Exercise aim: Below you will find a set of lines. Repeat them all exactly.

Data excerpts

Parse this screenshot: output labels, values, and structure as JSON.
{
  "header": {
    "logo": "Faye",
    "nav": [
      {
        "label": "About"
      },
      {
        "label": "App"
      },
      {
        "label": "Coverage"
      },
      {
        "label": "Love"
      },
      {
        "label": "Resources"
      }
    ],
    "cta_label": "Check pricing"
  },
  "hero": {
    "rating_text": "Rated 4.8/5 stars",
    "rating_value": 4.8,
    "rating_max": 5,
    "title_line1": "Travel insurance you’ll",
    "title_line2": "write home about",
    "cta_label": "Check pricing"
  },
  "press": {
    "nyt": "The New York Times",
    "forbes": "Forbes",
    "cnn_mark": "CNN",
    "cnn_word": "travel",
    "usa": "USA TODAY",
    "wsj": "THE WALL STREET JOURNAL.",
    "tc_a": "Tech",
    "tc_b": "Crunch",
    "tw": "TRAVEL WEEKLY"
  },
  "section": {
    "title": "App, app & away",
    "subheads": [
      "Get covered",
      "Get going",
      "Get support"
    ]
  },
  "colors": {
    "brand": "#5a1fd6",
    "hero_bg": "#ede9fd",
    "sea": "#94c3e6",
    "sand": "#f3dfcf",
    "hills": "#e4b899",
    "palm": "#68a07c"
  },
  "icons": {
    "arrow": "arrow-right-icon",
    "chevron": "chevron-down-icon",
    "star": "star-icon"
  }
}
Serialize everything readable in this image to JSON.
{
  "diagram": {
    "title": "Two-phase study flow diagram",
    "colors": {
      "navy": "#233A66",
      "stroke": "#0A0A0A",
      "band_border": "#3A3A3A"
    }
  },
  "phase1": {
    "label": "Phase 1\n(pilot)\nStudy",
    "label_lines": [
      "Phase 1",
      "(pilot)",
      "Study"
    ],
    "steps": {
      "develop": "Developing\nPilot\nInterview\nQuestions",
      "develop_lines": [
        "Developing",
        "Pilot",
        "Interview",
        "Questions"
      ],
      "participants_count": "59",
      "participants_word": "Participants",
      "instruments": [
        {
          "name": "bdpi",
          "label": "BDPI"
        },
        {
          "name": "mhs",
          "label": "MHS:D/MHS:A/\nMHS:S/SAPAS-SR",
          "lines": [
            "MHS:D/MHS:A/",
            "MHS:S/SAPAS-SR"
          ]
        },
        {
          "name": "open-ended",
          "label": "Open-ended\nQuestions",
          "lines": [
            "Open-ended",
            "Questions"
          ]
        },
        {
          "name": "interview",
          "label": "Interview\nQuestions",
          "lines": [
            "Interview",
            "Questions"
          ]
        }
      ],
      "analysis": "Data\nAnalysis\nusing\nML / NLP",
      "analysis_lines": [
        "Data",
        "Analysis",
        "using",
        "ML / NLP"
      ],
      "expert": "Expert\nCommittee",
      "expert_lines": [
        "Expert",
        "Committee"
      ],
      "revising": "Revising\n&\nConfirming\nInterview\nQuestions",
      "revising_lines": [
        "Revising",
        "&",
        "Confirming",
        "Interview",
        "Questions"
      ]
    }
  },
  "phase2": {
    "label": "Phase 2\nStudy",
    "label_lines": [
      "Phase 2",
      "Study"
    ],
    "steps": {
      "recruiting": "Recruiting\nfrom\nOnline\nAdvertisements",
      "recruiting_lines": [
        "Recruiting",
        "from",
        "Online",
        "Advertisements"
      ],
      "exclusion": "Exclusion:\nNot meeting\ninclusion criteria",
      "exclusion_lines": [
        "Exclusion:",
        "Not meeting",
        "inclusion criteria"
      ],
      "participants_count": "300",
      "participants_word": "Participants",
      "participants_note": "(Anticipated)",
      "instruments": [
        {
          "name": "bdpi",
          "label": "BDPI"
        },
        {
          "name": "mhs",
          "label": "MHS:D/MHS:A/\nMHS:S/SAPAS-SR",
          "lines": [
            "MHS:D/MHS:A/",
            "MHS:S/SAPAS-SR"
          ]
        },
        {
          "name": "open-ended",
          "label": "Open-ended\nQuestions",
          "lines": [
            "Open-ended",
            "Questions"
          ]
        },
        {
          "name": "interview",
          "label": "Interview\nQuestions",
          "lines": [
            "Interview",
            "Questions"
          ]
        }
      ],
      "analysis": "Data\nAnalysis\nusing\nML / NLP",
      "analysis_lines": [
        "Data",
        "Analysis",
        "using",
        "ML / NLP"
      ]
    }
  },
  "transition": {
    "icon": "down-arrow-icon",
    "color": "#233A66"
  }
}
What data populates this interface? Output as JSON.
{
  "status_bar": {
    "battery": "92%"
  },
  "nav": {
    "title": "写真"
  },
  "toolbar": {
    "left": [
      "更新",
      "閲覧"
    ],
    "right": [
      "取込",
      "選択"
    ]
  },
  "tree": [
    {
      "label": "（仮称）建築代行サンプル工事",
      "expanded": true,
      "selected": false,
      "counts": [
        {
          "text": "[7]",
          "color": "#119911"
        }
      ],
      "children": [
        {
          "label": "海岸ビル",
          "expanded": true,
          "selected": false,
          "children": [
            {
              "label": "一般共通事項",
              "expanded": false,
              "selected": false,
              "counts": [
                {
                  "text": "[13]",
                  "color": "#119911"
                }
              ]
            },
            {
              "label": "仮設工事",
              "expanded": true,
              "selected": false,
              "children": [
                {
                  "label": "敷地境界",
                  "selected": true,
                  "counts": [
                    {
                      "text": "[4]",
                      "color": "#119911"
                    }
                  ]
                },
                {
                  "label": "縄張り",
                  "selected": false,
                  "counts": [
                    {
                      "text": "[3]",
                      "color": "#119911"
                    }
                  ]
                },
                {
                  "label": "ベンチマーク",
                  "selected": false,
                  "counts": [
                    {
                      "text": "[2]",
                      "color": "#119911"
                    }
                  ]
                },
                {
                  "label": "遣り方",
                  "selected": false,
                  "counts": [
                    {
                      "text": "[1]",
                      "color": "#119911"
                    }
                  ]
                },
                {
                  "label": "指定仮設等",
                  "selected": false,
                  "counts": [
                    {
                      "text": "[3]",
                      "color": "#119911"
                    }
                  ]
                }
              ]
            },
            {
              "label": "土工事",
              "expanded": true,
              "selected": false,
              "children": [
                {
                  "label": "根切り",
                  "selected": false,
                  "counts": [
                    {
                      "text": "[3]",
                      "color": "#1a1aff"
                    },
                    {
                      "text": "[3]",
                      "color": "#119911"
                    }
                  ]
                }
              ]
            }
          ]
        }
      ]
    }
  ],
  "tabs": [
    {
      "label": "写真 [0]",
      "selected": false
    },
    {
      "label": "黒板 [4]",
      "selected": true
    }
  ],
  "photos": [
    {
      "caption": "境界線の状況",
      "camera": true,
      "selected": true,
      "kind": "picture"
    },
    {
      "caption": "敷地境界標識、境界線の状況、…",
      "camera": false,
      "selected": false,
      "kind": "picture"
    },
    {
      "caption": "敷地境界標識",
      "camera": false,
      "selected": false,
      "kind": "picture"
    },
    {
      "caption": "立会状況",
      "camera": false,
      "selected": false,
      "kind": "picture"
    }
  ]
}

Written solution:
Parse this screenshot: output labels, values, and structure as JSON.
{
  "header": {
    "logo": "Faye",
    "nav": [
      {
        "label": "About"
      },
      {
        "label": "App"
      },
      {
        "label": "Coverage"
      },
      {
        "label": "Love"
      },
      {
        "label": "Resources"
      }
    ],
    "cta_label": "Check pricing"
  },
  "hero": {
    "rating_text": "Rated 4.8/5 stars",
    "rating_value": 4.8,
    "rating_max": 5,
    "title_line1": "Travel insurance you’ll",
    "title_line2": "write home about",
    "cta_label": "Check pricing"
  },
  "press": {
    "nyt": "The New York Times",
    "forbes": "Forbes",
    "cnn_mark": "CNN",
    "cnn_word": "travel",
    "usa": "USA TODAY",
    "wsj": "THE WALL STREET JOURNAL.",
    "tc_a": "Tech",
    "tc_b": "Crunch",
    "tw": "TRAVEL WEEKLY"
  },
  "section": {
    "title": "App, app & away",
    "subheads": [
      "Get covered",
      "Get going",
      "Get support"
    ]
  },
  "colors": {
    "brand": "#5a1fd6",
    "hero_bg": "#ede9fd",
    "sea": "#94c3e6",
    "sand": "#f3dfcf",
    "hills": "#e4b899",
    "palm": "#68a07c"
  },
  "icons": {
    "arrow": "arrow-right-icon",
    "chevron": "chevron-down-icon",
    "star": "star-icon"
  }
}
Serialize everything readable in this image to JSON.
{
  "diagram": {
    "title": "Two-phase study flow diagram",
    "colors": {
      "navy": "#233A66",
      "stroke": "#0A0A0A",
      "band_border": "#3A3A3A"
    }
  },
  "phase1": {
    "label": "Phase 1\n(pilot)\nStudy",
    "label_lines": [
      "Phase 1",
      "(pilot)",
      "Study"
    ],
    "steps": {
      "develop": "Developing\nPilot\nInterview\nQuestions",
      "develop_lines": [
        "Developing",
        "Pilot",
        "Interview",
        "Questions"
      ],
      "participants_count": "59",
      "participants_word": "Participants",
      "instruments": [
        {
          "name": "bdpi",
          "label": "BDPI"
        },
        {
          "name": "mhs",
          "label": "MHS:D/MHS:A/\nMHS:S/SAPAS-SR",
          "lines": [
            "MHS:D/MHS:A/",
            "MHS:S/SAPAS-SR"
          ]
        },
        {
          "name": "open-ended",
          "label": "Open-ended\nQuestions",
          "lines": [
            "Open-ended",
            "Questions"
          ]
        },
        {
          "name": "interview",
          "label": "Interview\nQuestions",
          "lines": [
            "Interview",
            "Questions"
          ]
        }
      ],
      "analysis": "Data\nAnalysis\nusing\nML / NLP",
      "analysis_lines": [
        "Data",
        "Analysis",
        "using",
        "ML / NLP"
      ],
      "expert": "Expert\nCommittee",
      "expert_lines": [
        "Expert",
        "Committee"
      ],
      "revising": "Revising\n&\nConfirming\nInterview\nQuestions",
      "revising_lines": [
        "Revising",
        "&",
        "Confirming",
        "Interview",
        "Questions"
      ]
    }
  },
  "phase2": {
    "label": "Phase 2\nStudy",
    "label_lines": [
      "Phase 2",
      "Study"
    ],
    "steps": {
      "recruiting": "Recruiting\nfrom\nOnline\nAdvertisements",
      "recruiting_lines": [
        "Recruiting",
        "from",
        "Online",
        "Advertisements"
      ],
      "exclusion": "Exclusion:\nNot meeting\ninclusion criteria",
      "exclusion_lines": [
        "Exclusion:",
        "Not meeting",
        "inclusion criteria"
      ],
      "participants_count": "300",
      "participants_word": "Participants",
      "participants_note": "(Anticipated)",
      "instruments": [
        {
          "name": "bdpi",
          "label": "BDPI"
        },
        {
          "name": "mhs",
          "label": "MHS:D/MHS:A/\nMHS:S/SAPAS-SR",
          "lines": [
            "MHS:D/MHS:A/",
            "MHS:S/SAPAS-SR"
          ]
        },
        {
          "name": "open-ended",
          "label": "Open-ended\nQuestions",
          "lines": [
            "Open-ended",
            "Questions"
          ]
        },
        {
          "name": "interview",
          "label": "Interview\nQuestions",
          "lines": [
            "Interview",
            "Questions"
          ]
        }
      ],
      "analysis": "Data\nAnalysis\nusing\nML / NLP",
      "analysis_lines": [
        "Data",
        "Analysis",
        "using",
        "ML / NLP"
      ]
    }
  },
  "transition": {
    "icon": "down-arrow-icon",
    "color": "#233A66"
  }
}
What data populates this interface? Output as JSON.
{
  "status_bar": {
    "battery": "92%"
  },
  "nav": {
    "title": "写真"
  },
  "toolbar": {
    "left": [
      "更新",
      "閲覧"
    ],
    "right": [
      "取込",
      "選択"
    ]
  },
  "tree": [
    {
      "label": "（仮称）建築代行サンプル工事",
      "expanded": true,
      "selected": false,
      "counts": [
        {
          "text": "[7]",
          "color": "#119911"
        }
      ],
      "children": [
        {
          "label": "海岸ビル",
          "expanded": true,
          "selected": false,
          "children": [
            {
              "label": "一般共通事項",
              "expanded": false,
              "selected": false,
              "counts": [
                {
                  "text": "[13]",
                  "color": "#119911"
                }
              ]
            },
            {
              "label": "仮設工事",
              "expanded": true,
              "selected": false,
              "children": [
                {
                  "label": "敷地境界",
                  "selected": true,
                  "counts": [
                    {
                      "text": "[4]",
                      "color": "#119911"
                    }
                  ]
                },
                {
                  "label": "縄張り",
                  "selected": false,
                  "counts": [
                    {
                      "text": "[3]",
                      "color": "#119911"
                    }
                  ]
                },
                {
                  "label": "ベンチマーク",
                  "selected": false,
                  "counts": [
                    {
                      "text": "[2]",
                      "color": "#119911"
                    }
                  ]
                },
                {
                  "label": "遣り方",
                  "selected": false,
                  "counts": [
                    {
                      "text": "[1]",
                      "color": "#119911"
                    }
                  ]
                },
                {
                  "label": "指定仮設等",
                  "selected": false,
                  "counts": [
                    {
                      "text": "[3]",
                      "color": "#119911"
                    }
                  ]
                }
              ]
            },
            {
              "label": "土工事",
              "expanded": true,
              "selected": false,
              "children": [
                {
                  "label": "根切り",
                  "selected": false,
                  "counts": [
                    {
                      "text": "[3]",
                      "color": "#1a1aff"
                    },
                    {
                      "text": "[3]",
                      "color": "#119911"
                    }
                  ]
                }
              ]
            }
          ]
        }
      ]
    }
  ],
  "tabs": [
    {
      "label": "写真 [0]",
      "selected": false
    },
    {
      "label": "黒板 [4]",
      "selected": true
    }
  ],
  "photos": [
    {
      "caption": "境界線の状況",
      "camera": true,
      "selected": true,
      "kind": "picture"
    },
    {
      "caption": "敷地境界標識、境界線の状況、…",
      "camera": false,
      "selected": false,
      "kind": "picture"
    },
    {
      "caption": "敷地境界標識",
      "camera": false,
      "selected": false,
      "kind": "picture"
    },
    {
      "caption": "立会状況",
      "camera": false,
      "selected": false,
      "kind": "picture"
    }
  ]
}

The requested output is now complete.